#### [Information supplied]
....

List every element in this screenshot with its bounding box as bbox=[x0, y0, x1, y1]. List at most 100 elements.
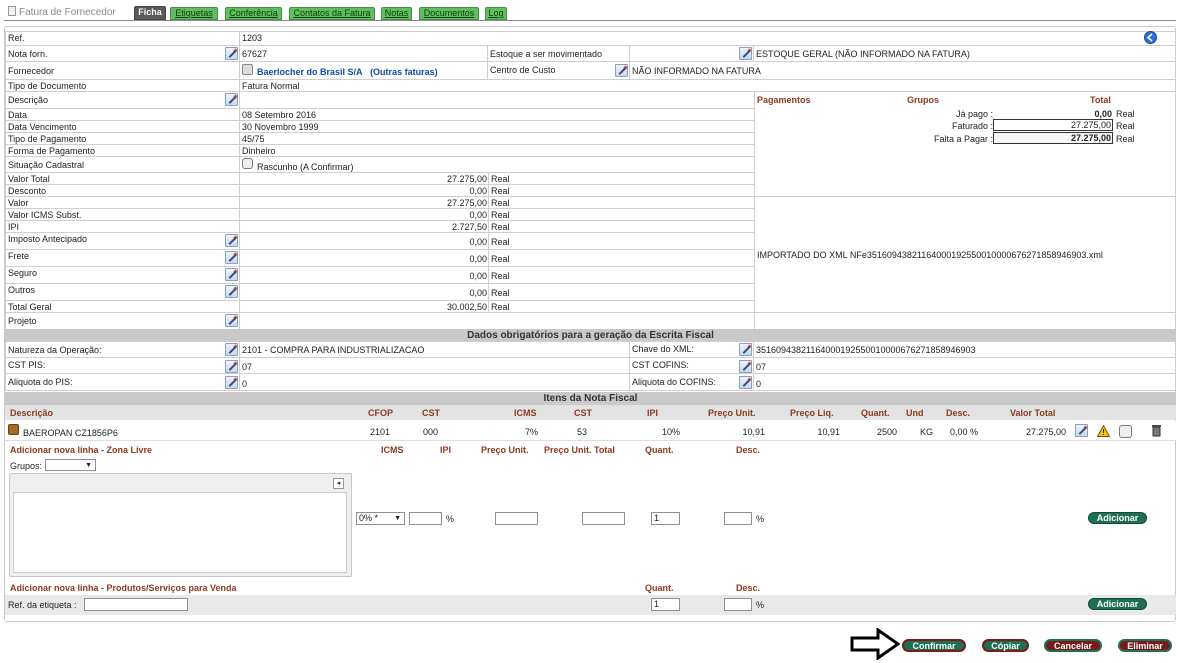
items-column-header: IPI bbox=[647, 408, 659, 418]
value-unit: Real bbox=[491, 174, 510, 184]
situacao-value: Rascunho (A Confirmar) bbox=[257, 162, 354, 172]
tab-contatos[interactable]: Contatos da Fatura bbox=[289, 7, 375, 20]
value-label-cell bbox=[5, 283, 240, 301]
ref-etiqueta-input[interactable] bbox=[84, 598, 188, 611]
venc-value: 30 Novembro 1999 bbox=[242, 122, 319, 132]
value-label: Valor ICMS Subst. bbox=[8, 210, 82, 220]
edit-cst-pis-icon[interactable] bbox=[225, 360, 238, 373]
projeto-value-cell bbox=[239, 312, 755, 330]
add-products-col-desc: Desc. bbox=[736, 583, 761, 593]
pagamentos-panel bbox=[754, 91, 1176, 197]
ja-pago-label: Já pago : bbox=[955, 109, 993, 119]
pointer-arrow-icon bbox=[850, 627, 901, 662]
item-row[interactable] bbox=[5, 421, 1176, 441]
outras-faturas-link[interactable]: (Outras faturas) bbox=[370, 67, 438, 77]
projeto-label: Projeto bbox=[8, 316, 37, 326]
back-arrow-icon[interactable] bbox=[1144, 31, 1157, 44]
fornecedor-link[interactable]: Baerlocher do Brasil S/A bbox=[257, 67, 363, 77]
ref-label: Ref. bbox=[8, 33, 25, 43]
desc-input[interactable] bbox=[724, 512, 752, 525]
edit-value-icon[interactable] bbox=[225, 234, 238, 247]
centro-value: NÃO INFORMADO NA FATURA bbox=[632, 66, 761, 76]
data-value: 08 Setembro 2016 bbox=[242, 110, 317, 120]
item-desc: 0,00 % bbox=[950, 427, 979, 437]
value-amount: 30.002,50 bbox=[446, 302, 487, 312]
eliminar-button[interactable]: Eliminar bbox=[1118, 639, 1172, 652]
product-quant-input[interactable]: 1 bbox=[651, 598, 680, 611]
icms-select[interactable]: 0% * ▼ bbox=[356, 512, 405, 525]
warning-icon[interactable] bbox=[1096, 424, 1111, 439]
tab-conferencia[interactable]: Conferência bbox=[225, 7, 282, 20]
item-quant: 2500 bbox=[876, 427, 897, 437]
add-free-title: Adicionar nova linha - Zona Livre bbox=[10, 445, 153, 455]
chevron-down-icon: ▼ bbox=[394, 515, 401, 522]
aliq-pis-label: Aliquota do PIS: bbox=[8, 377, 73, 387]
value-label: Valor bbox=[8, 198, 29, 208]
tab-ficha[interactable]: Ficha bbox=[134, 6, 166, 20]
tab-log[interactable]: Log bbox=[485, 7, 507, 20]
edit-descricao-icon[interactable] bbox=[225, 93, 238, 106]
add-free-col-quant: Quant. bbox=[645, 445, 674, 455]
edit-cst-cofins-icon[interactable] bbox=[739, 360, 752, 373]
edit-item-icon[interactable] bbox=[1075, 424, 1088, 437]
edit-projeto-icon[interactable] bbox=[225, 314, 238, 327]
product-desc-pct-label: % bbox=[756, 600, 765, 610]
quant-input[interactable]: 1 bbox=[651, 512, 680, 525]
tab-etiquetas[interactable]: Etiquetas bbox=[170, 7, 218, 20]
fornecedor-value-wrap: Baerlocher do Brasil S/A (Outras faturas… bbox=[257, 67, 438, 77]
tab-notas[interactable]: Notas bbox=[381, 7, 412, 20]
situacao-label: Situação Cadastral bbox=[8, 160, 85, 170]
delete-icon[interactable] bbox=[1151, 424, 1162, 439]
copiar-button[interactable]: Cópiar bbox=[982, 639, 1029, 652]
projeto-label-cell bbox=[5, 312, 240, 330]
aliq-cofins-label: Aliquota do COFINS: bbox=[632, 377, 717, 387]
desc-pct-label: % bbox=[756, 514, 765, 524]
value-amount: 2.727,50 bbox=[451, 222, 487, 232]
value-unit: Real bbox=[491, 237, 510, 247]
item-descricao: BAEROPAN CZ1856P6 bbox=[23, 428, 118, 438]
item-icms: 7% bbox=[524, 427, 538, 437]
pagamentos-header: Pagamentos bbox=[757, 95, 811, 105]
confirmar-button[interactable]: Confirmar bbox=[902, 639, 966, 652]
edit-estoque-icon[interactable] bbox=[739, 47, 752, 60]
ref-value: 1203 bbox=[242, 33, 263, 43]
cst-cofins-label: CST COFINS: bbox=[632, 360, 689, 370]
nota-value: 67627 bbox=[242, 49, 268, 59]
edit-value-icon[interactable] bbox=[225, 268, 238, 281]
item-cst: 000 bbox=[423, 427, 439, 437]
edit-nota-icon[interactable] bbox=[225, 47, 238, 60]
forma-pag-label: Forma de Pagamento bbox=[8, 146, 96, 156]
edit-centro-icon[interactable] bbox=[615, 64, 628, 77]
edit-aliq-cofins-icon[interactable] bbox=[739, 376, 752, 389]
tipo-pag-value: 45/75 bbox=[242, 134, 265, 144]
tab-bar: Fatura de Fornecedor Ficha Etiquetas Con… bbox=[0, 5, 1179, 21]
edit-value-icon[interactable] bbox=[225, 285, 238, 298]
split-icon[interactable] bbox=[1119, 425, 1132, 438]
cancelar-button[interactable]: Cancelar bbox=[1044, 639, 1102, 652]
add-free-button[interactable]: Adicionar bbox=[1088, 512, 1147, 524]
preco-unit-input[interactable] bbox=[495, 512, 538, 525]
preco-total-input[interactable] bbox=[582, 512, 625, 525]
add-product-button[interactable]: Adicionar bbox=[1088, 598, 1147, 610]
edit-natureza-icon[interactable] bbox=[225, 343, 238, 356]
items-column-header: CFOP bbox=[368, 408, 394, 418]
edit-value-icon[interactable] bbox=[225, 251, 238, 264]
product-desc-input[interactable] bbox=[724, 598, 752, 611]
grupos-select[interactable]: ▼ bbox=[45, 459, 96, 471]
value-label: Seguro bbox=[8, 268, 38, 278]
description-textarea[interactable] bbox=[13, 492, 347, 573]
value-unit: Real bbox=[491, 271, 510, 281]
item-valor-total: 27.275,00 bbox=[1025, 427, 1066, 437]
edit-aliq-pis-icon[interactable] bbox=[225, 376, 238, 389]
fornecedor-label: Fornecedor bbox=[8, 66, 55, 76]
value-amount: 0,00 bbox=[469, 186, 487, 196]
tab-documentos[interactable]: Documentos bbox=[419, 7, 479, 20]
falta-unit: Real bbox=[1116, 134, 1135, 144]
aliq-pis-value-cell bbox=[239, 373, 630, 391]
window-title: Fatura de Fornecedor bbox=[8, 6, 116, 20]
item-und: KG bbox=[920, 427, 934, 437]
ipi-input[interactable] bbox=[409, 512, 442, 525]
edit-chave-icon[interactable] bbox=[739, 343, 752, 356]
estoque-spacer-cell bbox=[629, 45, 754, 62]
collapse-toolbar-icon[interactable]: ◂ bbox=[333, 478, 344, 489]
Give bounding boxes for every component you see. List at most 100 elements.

....

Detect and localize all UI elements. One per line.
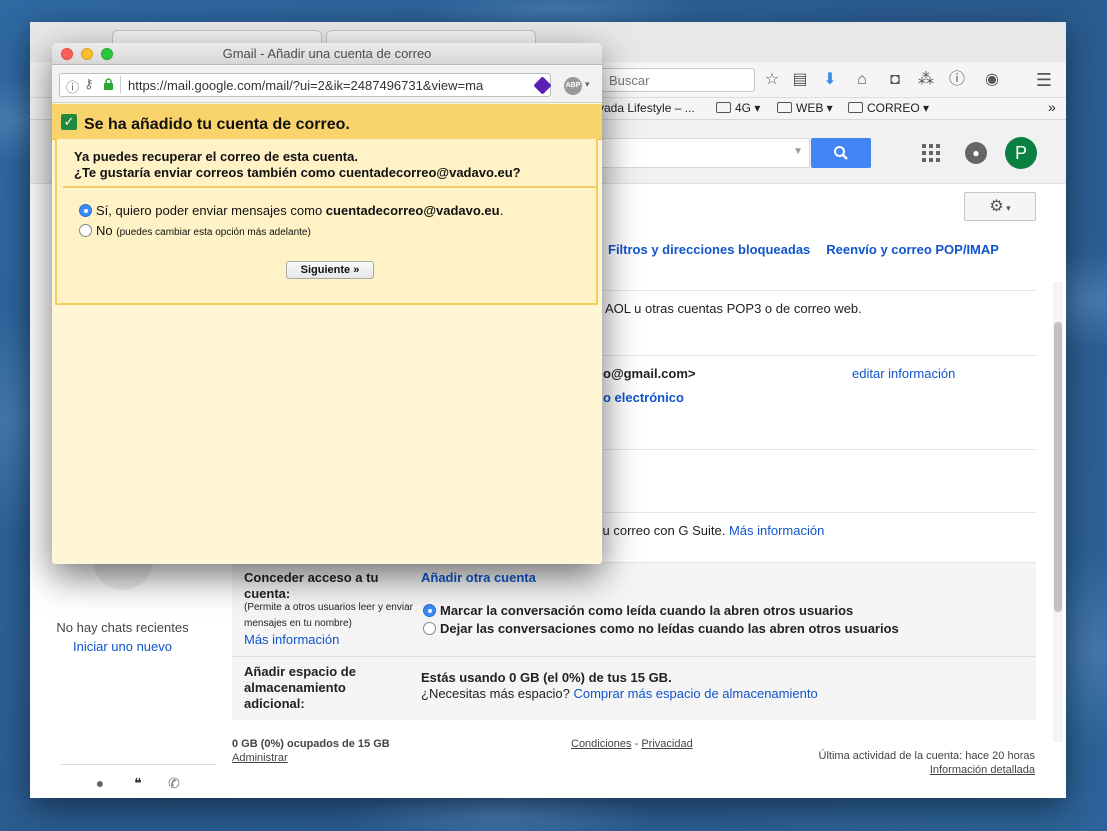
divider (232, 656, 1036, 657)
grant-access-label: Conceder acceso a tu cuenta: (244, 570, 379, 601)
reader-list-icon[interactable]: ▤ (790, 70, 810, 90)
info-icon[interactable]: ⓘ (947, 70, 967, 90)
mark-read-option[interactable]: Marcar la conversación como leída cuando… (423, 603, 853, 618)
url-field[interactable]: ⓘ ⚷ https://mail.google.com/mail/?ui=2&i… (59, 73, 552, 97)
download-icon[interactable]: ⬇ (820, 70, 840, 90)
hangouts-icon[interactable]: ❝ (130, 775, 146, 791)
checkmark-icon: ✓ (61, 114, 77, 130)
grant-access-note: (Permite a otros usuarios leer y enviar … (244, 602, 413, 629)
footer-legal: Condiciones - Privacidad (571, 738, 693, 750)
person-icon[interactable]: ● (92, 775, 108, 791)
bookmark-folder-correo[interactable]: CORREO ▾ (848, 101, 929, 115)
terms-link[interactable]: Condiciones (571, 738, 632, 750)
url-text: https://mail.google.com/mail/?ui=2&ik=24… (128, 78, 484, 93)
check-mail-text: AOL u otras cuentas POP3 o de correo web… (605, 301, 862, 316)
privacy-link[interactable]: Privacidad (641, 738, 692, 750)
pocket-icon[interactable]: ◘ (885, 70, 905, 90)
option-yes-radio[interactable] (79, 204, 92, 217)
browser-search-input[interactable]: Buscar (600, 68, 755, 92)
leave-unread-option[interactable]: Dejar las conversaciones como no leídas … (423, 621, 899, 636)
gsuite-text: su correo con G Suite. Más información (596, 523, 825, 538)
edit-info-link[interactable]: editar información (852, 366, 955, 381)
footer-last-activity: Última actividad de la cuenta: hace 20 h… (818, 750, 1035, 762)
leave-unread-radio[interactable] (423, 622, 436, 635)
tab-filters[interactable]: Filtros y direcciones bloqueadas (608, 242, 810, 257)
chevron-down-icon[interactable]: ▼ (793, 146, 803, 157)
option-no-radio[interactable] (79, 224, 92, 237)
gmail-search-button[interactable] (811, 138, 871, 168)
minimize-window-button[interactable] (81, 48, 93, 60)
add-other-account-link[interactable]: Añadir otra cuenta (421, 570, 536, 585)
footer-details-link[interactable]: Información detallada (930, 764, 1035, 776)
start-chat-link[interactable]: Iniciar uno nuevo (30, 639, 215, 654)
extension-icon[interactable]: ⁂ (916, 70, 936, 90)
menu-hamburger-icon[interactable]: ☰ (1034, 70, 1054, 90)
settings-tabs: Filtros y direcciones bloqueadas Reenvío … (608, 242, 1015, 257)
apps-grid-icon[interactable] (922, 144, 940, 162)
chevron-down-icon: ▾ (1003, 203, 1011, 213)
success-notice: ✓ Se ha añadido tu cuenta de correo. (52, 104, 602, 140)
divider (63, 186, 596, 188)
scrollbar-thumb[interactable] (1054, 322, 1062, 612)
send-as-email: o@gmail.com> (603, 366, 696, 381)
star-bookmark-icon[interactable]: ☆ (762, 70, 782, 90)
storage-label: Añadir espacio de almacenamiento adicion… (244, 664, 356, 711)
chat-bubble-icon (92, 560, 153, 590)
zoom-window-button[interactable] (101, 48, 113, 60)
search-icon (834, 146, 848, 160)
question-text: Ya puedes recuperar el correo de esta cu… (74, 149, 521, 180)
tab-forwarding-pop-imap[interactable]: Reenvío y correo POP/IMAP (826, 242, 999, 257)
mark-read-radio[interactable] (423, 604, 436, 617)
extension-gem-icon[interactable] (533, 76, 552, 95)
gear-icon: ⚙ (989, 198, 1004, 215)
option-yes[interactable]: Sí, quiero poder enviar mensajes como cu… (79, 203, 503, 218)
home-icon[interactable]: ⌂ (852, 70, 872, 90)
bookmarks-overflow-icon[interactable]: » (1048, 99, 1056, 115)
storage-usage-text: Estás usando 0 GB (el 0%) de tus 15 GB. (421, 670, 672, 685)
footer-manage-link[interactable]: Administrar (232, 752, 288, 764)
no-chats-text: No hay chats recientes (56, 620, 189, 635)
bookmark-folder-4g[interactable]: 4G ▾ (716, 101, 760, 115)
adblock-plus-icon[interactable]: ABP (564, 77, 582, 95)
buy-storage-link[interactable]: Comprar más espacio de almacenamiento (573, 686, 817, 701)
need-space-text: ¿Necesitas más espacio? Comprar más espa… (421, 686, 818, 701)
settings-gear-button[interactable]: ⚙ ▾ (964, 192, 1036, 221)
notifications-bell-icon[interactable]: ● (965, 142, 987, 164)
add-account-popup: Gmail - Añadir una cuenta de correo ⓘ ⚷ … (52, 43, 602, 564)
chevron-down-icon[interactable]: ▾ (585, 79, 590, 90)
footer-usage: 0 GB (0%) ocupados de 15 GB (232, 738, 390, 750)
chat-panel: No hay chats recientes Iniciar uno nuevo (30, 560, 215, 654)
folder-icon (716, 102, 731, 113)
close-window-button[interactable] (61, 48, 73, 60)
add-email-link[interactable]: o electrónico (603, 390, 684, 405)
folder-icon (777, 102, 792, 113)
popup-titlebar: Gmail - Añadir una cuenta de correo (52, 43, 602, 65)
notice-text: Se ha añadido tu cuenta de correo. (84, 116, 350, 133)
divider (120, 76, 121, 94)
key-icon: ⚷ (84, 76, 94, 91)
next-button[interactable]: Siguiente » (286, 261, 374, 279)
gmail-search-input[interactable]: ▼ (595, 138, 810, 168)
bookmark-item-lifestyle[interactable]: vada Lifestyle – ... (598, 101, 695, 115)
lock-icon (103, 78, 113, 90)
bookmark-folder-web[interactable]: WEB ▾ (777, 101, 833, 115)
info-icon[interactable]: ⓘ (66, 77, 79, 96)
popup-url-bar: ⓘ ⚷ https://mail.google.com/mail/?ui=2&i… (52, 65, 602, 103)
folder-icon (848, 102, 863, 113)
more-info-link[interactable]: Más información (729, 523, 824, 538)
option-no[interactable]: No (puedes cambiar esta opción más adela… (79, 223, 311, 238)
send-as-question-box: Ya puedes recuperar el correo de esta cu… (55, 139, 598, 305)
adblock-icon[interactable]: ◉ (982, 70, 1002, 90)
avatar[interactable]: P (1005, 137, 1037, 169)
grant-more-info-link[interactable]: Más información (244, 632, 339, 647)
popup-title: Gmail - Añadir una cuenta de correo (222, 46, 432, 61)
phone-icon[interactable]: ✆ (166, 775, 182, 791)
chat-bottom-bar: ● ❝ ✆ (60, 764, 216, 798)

....

#### [Exercise aim]
Convert the data from the line containing "items-column-header: IPI bbox=[647, 408, 659, 418]" down to the line containing "back-arrow-icon[interactable] bbox=[1144, 31, 1157, 44]", both included, into a Markdown table with the columns Row and Line. Number each row and skip any blank lines.

#### [Correct answer]
| Row | Line |
|---|---|
| 1 | items-column-header: IPI bbox=[647, 408, 659, 418] |
| 2 | value-unit: Real bbox=[491, 174, 510, 184] |
| 3 | situacao-value: Rascunho (A Confirmar) bbox=[257, 162, 354, 172] |
| 4 | tab-contatos[interactable]: Contatos da Fatura bbox=[289, 7, 375, 20] |
| 5 | value-label-cell bbox=[5, 283, 240, 301] |
| 6 | ref-etiqueta-input[interactable] bbox=[84, 598, 188, 611] |
| 7 | venc-value: 30 Novembro 1999 bbox=[242, 122, 319, 132] |
| 8 | value-label: Valor ICMS Subst. bbox=[8, 210, 82, 220] |
| 9 | edit-cst-pis-icon[interactable] bbox=[225, 360, 238, 373] |
| 10 | projeto-value-cell bbox=[239, 312, 755, 330] |
| 11 | add-products-col-desc: Desc. bbox=[736, 583, 761, 593] |
| 12 | pagamentos-panel bbox=[754, 91, 1176, 197] |
| 13 | ja-pago-label: Já pago : bbox=[955, 109, 993, 119] |
| 14 | pointer-arrow-icon bbox=[850, 627, 901, 662] |
| 15 | item-row[interactable] bbox=[5, 421, 1176, 441] |
| 16 | outras-faturas-link[interactable]: (Outras faturas) bbox=[370, 67, 438, 77] |
| 17 | projeto-label: Projeto bbox=[8, 316, 37, 326] |
| 18 | back-arrow-icon[interactable] bbox=[1144, 31, 1157, 44] |